Given instruction:
Output a single figure: the number of lines in which the word "relevant" appears.

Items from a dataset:
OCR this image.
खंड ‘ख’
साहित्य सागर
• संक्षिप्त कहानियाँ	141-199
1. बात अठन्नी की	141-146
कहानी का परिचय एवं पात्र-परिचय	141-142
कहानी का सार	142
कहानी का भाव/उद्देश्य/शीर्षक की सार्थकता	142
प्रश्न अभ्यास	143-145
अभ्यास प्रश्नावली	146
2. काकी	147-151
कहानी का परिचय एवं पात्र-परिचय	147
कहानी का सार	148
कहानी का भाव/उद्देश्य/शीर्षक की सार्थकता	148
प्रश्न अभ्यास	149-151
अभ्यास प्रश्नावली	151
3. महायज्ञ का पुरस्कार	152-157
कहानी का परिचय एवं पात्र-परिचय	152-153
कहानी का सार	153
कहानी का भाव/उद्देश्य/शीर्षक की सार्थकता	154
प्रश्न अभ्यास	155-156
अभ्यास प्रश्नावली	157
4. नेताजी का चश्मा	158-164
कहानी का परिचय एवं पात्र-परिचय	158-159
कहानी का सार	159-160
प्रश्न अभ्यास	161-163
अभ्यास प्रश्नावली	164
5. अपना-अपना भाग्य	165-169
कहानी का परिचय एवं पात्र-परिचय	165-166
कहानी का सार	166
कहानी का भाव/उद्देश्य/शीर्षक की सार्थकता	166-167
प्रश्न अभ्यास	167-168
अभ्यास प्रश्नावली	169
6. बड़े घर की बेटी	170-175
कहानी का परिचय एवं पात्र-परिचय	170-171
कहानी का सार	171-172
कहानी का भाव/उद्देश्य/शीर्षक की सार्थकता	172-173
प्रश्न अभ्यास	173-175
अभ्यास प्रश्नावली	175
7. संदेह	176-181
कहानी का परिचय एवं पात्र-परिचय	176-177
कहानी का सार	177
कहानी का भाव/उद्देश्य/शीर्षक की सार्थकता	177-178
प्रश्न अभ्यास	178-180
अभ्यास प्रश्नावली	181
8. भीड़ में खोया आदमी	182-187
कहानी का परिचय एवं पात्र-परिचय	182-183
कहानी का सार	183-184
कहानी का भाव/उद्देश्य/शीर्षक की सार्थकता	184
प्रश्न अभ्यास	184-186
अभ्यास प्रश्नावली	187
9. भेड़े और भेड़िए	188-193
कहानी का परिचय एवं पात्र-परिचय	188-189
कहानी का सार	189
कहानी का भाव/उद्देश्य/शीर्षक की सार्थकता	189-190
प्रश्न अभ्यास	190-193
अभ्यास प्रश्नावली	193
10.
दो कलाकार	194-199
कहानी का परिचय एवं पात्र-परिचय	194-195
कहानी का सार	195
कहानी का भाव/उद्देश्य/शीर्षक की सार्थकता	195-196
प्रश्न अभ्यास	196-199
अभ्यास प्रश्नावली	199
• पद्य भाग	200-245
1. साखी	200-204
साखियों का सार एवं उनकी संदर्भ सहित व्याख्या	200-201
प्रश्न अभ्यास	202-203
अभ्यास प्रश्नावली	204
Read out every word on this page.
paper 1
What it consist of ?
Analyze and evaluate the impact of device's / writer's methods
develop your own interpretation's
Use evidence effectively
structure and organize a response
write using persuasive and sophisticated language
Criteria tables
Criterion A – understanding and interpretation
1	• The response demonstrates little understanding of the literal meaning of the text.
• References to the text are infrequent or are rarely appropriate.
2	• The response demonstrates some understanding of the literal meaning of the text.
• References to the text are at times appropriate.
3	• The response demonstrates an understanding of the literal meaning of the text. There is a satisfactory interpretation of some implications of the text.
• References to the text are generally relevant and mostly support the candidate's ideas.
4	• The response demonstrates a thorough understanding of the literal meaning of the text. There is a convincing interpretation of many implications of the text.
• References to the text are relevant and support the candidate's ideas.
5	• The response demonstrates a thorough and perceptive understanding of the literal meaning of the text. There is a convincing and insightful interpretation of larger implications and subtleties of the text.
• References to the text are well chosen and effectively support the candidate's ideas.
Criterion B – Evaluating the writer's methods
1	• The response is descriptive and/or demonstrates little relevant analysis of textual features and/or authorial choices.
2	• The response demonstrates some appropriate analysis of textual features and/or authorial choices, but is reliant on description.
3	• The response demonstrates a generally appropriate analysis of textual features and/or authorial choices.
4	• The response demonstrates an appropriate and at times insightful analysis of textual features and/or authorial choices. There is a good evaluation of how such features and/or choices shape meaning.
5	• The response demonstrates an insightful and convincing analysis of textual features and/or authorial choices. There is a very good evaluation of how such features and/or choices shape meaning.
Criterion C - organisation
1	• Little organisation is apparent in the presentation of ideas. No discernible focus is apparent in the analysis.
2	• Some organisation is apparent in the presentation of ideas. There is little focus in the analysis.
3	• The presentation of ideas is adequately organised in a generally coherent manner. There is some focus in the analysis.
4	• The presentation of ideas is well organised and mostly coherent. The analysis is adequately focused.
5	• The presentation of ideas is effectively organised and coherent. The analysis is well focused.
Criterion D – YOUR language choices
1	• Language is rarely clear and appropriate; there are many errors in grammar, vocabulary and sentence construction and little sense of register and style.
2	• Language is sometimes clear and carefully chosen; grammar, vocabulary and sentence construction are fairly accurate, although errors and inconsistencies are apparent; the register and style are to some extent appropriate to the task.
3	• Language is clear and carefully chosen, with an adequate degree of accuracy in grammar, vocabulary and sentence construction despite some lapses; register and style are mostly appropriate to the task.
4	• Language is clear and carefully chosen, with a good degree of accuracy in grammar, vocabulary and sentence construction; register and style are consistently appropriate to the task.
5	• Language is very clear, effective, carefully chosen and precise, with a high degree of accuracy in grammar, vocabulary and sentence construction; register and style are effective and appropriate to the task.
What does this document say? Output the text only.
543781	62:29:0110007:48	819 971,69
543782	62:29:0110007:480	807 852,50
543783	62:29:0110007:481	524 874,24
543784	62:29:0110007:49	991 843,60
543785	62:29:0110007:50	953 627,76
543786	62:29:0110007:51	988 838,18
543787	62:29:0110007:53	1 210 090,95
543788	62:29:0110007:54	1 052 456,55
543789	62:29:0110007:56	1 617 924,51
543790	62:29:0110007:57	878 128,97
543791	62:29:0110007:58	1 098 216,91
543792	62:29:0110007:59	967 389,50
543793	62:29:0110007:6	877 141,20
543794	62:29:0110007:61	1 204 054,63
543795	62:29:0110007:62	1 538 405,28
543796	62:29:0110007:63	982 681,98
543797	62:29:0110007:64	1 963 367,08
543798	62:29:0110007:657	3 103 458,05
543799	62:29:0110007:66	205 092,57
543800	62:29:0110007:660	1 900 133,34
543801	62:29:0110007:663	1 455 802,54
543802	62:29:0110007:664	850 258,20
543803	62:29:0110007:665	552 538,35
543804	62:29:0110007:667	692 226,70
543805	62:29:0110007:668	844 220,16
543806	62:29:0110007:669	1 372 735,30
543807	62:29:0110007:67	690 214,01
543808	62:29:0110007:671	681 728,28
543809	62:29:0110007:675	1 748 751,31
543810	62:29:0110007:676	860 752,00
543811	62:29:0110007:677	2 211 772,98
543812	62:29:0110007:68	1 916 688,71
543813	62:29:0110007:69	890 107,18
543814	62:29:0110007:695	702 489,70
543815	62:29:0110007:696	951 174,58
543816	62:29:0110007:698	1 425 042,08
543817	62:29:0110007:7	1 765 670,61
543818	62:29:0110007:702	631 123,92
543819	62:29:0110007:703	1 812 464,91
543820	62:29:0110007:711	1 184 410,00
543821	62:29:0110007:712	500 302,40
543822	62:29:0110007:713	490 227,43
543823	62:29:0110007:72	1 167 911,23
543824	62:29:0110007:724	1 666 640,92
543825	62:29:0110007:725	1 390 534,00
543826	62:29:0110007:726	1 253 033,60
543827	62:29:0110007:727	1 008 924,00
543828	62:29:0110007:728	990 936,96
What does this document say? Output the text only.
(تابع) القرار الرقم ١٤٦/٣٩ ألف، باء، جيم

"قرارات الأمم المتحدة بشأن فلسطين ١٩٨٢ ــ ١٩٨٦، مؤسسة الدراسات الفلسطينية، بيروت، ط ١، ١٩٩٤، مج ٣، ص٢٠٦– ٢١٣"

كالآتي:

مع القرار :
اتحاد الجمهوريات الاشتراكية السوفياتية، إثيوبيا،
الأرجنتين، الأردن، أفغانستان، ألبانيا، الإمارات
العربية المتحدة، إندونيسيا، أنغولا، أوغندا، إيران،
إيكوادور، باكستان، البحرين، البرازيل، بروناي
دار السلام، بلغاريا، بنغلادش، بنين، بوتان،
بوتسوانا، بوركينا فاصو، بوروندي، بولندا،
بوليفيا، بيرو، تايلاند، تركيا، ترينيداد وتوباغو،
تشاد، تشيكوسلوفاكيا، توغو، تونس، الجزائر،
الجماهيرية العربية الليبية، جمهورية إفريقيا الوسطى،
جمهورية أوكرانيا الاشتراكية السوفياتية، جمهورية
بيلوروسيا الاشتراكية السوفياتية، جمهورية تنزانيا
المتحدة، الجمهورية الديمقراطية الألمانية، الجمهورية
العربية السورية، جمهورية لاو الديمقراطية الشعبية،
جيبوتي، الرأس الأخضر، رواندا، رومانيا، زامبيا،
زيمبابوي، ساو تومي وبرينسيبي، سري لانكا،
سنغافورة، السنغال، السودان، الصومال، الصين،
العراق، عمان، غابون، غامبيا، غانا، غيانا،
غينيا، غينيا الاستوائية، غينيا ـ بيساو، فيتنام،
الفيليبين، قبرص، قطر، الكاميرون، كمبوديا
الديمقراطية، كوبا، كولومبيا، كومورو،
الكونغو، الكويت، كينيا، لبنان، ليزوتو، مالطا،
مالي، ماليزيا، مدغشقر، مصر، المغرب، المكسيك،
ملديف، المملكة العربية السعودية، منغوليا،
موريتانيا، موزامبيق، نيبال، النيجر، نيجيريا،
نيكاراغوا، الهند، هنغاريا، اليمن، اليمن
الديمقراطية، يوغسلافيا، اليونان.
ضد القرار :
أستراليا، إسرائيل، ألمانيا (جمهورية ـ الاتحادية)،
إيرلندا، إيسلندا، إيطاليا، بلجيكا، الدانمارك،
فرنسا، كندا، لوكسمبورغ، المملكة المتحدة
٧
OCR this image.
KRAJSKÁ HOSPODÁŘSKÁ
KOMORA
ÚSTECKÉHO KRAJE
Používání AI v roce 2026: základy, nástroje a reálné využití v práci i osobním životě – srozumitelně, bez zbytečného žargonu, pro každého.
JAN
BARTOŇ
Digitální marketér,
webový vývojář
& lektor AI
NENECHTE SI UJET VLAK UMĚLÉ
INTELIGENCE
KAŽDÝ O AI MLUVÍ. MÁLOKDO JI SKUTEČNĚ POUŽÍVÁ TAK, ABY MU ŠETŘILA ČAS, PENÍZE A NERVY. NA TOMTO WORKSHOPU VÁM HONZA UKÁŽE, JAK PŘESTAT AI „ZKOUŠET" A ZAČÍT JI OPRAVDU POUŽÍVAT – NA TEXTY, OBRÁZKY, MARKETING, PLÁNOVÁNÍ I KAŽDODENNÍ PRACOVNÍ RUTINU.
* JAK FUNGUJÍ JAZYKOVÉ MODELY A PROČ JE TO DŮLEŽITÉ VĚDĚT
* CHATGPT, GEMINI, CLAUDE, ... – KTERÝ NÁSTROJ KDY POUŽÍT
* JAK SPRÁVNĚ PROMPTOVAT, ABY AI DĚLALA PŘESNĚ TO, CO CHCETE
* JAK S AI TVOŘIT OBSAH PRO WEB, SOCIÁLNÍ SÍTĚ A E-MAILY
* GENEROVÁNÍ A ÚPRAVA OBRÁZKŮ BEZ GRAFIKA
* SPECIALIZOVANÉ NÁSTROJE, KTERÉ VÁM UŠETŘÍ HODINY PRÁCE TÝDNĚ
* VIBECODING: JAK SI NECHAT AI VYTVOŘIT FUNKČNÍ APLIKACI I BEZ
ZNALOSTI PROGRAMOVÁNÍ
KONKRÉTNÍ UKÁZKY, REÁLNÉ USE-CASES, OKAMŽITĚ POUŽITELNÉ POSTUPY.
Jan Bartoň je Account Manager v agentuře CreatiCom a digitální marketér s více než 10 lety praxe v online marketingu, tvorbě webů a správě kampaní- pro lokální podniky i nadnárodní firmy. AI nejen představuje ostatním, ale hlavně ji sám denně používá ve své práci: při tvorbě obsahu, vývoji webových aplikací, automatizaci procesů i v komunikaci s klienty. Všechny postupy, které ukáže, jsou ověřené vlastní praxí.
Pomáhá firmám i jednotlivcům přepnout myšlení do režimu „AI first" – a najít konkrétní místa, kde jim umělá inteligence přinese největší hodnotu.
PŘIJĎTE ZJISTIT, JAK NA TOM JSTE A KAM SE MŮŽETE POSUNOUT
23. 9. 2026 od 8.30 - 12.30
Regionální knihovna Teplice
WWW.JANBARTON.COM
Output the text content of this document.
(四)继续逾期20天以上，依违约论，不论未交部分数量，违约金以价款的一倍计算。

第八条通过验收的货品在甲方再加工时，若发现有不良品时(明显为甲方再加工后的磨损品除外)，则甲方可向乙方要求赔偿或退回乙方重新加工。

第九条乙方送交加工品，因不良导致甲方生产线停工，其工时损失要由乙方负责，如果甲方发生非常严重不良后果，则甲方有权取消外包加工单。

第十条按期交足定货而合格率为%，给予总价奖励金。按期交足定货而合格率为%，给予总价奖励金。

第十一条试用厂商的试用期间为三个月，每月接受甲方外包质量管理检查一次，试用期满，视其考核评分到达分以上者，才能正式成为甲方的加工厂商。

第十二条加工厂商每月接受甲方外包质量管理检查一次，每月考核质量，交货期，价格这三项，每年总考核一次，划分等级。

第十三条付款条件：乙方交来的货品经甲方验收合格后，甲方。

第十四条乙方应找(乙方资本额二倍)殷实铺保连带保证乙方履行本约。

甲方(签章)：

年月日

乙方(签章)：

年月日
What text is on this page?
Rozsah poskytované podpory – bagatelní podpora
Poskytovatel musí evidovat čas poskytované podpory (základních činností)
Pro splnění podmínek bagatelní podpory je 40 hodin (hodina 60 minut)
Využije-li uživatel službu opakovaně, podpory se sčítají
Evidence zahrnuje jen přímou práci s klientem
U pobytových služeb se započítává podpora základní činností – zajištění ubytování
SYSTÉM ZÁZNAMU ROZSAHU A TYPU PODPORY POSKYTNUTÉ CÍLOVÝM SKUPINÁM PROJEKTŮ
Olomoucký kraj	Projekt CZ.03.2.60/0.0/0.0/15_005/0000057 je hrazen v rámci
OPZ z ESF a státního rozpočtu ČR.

The answer:
3